--- Document extract ---
-*-

Those who work for the Social Security Administration in Kansas City are in charge of getting out social security checks on time. But if all the employees are forced to take unpaid time off this year, it could slow down the delivery of of those checks to those who depend on them. All government services would slow down. Add in the fact that federal workers haven't received a raise in at least three years and you have some very frustrated people.

"I'm just really sick of them holding my dinner table hostage," said Deborah Love with the Social Security Department. "We haven't pushed the panic button here at Social Security. We're just operating as normal. That's Washington's job. Our job is to take care of the beneficiary, make sure they get their checks on time."

The White House released a report detailing how each state will be impacted by sequestration. In Missouri, schools will lose more than $22 million total, and programs that help children with disabilities will lose vital funding. The loss of Head Start funding means 1,200 low income children would have to leave the program. The military will lose $70 million, and there would be cuts in federal funding to police departments, unemployment centers and low income families who get federal help for child care and vaccinations.

-*-

--- Data under study ---
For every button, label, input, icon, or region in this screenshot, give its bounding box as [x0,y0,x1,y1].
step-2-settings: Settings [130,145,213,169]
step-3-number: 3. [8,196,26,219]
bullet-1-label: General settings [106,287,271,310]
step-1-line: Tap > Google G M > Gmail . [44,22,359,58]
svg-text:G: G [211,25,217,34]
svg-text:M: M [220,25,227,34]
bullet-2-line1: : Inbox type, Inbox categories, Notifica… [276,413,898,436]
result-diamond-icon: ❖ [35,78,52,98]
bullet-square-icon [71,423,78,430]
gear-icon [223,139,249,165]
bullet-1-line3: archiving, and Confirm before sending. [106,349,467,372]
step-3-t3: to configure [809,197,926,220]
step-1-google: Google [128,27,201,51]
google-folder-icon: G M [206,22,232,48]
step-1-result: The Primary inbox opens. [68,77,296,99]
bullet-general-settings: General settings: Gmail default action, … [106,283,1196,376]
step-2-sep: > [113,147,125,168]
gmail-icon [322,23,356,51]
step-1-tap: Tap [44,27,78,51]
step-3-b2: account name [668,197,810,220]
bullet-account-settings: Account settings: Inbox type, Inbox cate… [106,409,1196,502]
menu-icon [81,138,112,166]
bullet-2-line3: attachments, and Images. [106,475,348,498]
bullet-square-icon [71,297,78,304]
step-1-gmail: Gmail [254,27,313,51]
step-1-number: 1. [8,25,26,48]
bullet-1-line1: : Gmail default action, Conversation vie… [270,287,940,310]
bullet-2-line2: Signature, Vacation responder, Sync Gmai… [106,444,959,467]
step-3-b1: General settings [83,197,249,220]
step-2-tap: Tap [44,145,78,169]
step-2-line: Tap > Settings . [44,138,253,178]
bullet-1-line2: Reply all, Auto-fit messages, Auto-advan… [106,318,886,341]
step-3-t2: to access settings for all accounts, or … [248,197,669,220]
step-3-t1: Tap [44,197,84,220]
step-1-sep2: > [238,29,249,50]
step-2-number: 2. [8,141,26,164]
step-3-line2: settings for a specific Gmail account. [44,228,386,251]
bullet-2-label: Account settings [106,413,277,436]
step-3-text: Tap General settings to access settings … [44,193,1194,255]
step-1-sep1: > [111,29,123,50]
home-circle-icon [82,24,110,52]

-*-

--- Required actions ---
**a)** According to the sequestration article, how many low income children in Missouri would have to leave Head Start because of lost funding?
**b)** Reproduce the passage of the sequestration article starting at "The White House" and ending at "care and vaccinations.".

--- Written answers ---
**a)** 1,200 low income children would have to leave the program.

**b)**
The White House released a report detailing how each state will be impacted by sequestration. In Missouri, schools will lose more than $22 million total, and programs that help children with disabilities will lose vital funding. The loss of Head Start funding means 1,200 low income children would have to leave the program. The military will lose $70 million, and there would be cuts in federal funding to police departments, unemployment centers and low income families who get federal help for child care and vaccinations.